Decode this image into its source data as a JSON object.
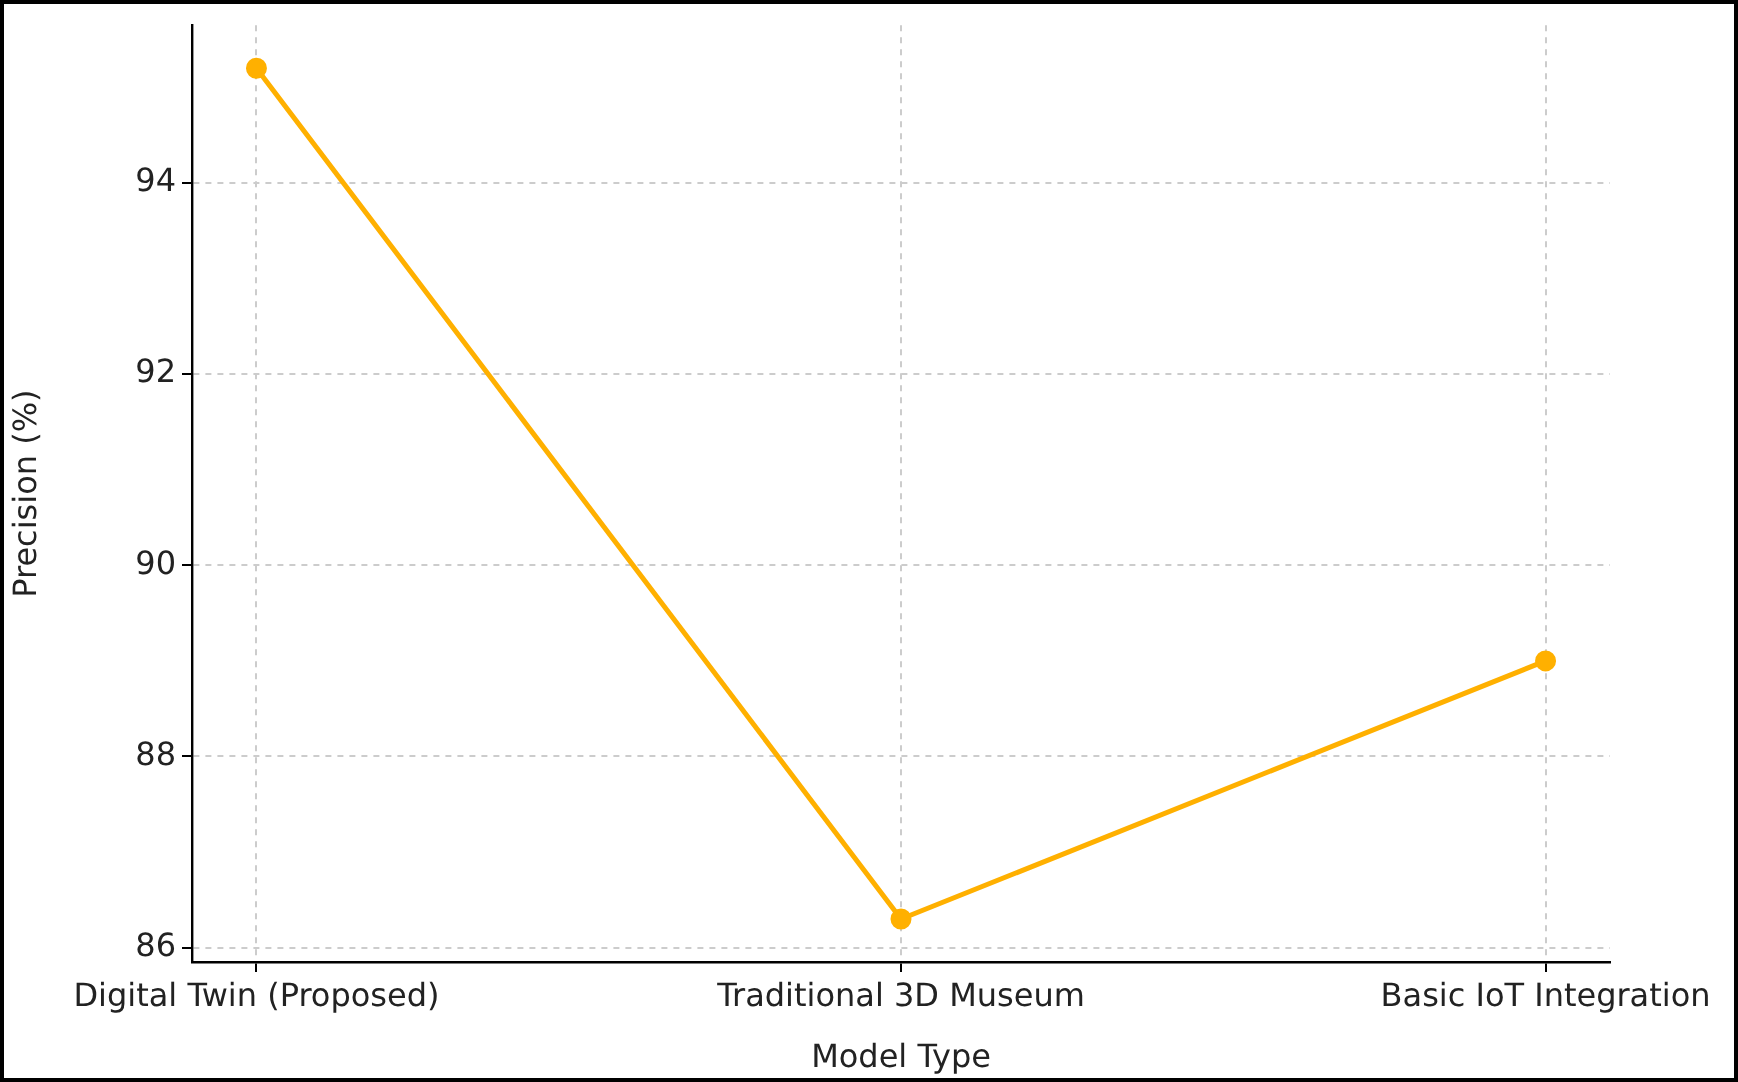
{
  "chart_data": {
    "type": "line",
    "xlabel": "Model Type",
    "ylabel": "Precision (%)",
    "categories": [
      "Digital Twin (Proposed)",
      "Traditional 3D Museum",
      "Basic IoT Integration"
    ],
    "series": [
      {
        "color": "#ffb000",
        "values": [
          95.2,
          86.3,
          89.0
        ]
      }
    ],
    "ylim": [
      85.85,
      95.65
    ],
    "yticks": [
      86,
      88,
      90,
      92,
      94
    ],
    "grid": true,
    "legend": false,
    "marker": "circle",
    "line_style": "solid"
  }
}
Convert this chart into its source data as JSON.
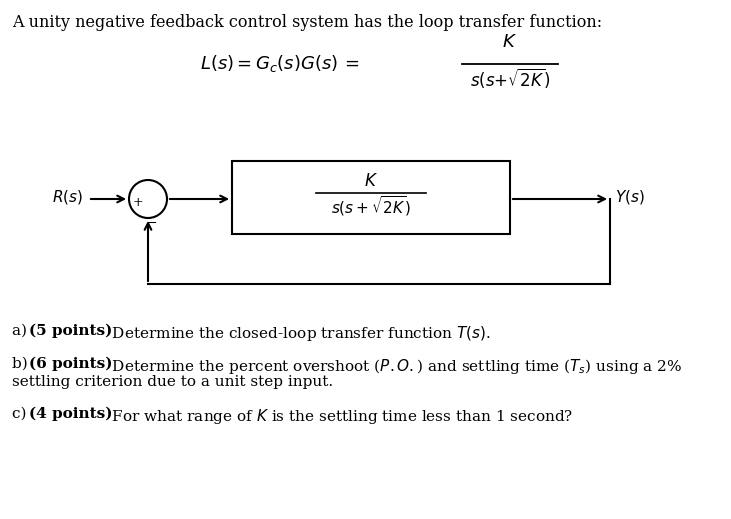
{
  "background_color": "#ffffff",
  "title_text": "A unity negative feedback control system has the loop transfer function:",
  "block_numerator": "$K$",
  "block_denominator": "$s(s + \\sqrt{2K})$",
  "label_R": "$R(s)$",
  "label_Y": "$Y(s)$",
  "label_plus": "+",
  "label_minus": "−",
  "text_color": "#000000",
  "line_color": "#000000",
  "box_color": "#000000",
  "font_size_title": 11.5,
  "font_size_formula": 13,
  "font_size_labels": 11,
  "font_size_questions": 11,
  "fig_width": 7.31,
  "fig_height": 5.19,
  "dpi": 100
}
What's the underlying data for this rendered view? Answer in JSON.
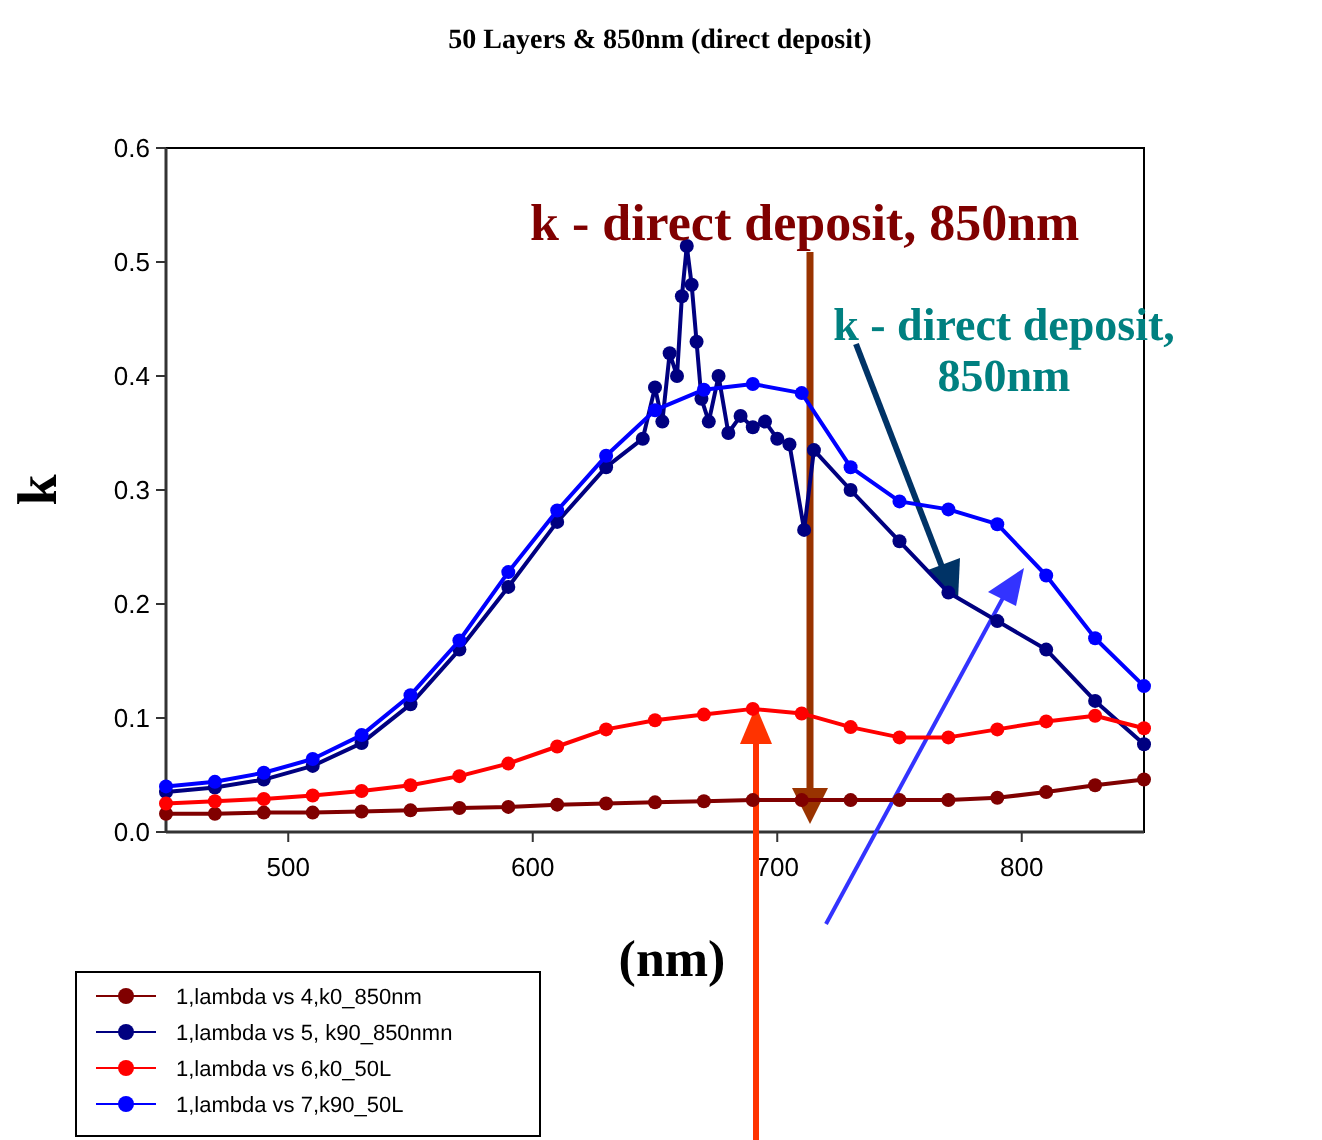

***

Print out the material word for word, omitting the pictures.

◆ **Worked solution**:
Decode this image into its source data as a JSON object.
{
  "chart_data": {
    "type": "line",
    "xlabel": "Model Type",
    "ylabel": "Precision (%)",
    "categories": [
      "Digital Twin (Proposed)",
      "Traditional 3D Museum",
      "Basic IoT Integration"
    ],
    "series": [
      {
        "color": "#ffb000",
        "values": [
          95.2,
          86.3,
          89.0
        ]
      }
    ],
    "ylim": [
      85.85,
      95.65
    ],
    "yticks": [
      86,
      88,
      90,
      92,
      94
    ],
    "grid": true,
    "legend": false,
    "marker": "circle",
    "line_style": "solid"
  }
}
Convert this chart into its source data as JSON.
{
  "background_color": "#ffffff",
  "title_text": "A unity negative feedback control system has the loop transfer function:",
  "block_numerator": "$K$",
  "block_denominator": "$s(s + \\sqrt{2K})$",
  "label_R": "$R(s)$",
  "label_Y": "$Y(s)$",
  "label_plus": "+",
  "label_minus": "−",
  "text_color": "#000000",
  "line_color": "#000000",
  "box_color": "#000000",
  "font_size_title": 11.5,
  "font_size_formula": 13,
  "font_size_labels": 11,
  "font_size_questions": 11,
  "fig_width": 7.31,
  "fig_height": 5.19,
  "dpi": 100
}
What's the underlying data for this rendered view? Answer in JSON.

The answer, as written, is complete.